● Work to be completed
Locate each line of the material that contains "проницаемости", then return it.

"""

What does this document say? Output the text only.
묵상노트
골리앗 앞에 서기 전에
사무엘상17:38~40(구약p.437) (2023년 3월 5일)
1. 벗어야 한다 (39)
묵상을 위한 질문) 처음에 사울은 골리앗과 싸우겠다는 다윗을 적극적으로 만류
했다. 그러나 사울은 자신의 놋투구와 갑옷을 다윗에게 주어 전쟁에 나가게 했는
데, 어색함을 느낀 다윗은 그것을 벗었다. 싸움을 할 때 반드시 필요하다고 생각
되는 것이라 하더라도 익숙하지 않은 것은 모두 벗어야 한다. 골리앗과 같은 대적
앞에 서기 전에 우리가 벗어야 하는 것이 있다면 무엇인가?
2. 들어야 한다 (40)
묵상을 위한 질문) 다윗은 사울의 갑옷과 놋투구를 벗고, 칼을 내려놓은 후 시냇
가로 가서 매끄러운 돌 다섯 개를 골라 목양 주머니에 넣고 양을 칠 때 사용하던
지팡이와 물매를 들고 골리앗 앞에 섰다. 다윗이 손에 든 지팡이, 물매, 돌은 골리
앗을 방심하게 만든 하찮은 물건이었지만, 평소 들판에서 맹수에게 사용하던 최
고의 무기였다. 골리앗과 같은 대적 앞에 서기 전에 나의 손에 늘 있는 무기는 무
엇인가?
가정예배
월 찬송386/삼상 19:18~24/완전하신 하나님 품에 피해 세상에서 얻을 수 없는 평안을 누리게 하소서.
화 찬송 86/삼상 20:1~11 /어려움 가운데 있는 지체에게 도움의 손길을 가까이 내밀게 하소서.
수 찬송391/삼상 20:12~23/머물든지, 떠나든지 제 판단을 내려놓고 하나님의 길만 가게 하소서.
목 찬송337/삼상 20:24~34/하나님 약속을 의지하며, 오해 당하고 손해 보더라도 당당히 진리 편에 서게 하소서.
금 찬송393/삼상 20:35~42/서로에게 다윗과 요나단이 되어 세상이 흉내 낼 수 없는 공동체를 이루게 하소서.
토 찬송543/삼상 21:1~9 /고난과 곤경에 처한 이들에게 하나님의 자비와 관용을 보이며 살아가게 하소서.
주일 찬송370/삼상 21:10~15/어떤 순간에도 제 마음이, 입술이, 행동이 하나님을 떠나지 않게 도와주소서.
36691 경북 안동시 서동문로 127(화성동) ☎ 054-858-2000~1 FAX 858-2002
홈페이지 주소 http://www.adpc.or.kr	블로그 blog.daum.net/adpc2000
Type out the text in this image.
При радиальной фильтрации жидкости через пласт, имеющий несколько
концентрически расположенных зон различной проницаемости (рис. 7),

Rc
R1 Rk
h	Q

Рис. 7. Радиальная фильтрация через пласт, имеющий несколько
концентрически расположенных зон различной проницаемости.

"""
"""

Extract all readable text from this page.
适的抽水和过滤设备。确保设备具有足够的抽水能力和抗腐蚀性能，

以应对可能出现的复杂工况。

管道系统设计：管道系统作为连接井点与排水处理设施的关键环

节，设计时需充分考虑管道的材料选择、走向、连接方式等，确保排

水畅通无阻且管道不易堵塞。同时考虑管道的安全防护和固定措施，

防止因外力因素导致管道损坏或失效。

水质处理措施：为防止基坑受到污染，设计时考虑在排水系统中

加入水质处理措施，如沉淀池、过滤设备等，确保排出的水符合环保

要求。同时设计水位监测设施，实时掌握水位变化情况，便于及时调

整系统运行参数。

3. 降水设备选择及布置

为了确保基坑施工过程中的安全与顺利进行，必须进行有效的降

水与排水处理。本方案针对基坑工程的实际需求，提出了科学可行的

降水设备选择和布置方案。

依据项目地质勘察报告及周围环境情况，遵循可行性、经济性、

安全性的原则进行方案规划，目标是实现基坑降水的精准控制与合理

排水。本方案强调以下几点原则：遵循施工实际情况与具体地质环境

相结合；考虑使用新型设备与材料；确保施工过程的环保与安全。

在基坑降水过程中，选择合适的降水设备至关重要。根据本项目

"""
"""

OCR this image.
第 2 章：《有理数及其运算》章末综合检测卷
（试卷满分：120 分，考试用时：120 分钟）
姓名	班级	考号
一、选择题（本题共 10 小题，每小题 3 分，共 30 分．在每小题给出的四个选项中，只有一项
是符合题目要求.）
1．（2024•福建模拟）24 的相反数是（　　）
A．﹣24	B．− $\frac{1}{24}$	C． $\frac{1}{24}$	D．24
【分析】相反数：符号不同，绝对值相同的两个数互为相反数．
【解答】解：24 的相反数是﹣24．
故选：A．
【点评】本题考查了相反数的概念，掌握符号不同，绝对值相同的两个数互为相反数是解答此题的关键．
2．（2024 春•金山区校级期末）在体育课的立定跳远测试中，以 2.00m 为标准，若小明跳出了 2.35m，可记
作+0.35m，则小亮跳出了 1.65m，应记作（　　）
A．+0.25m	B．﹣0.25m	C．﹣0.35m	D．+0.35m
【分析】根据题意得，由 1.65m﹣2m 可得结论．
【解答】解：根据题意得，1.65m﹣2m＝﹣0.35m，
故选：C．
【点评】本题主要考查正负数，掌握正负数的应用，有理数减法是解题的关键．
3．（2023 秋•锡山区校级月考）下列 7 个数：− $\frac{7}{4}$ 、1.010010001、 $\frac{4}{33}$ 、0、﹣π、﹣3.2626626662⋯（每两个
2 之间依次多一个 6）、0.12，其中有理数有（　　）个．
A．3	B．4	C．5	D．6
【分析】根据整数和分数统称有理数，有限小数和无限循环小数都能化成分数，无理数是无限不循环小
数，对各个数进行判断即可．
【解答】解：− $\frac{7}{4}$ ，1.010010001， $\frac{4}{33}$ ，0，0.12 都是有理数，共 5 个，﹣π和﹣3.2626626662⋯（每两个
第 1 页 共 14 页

"""

● Result for this task
концентрически расположенных зон различной проницаемости (рис. 7),
концентрически расположенных зон различной проницаемости.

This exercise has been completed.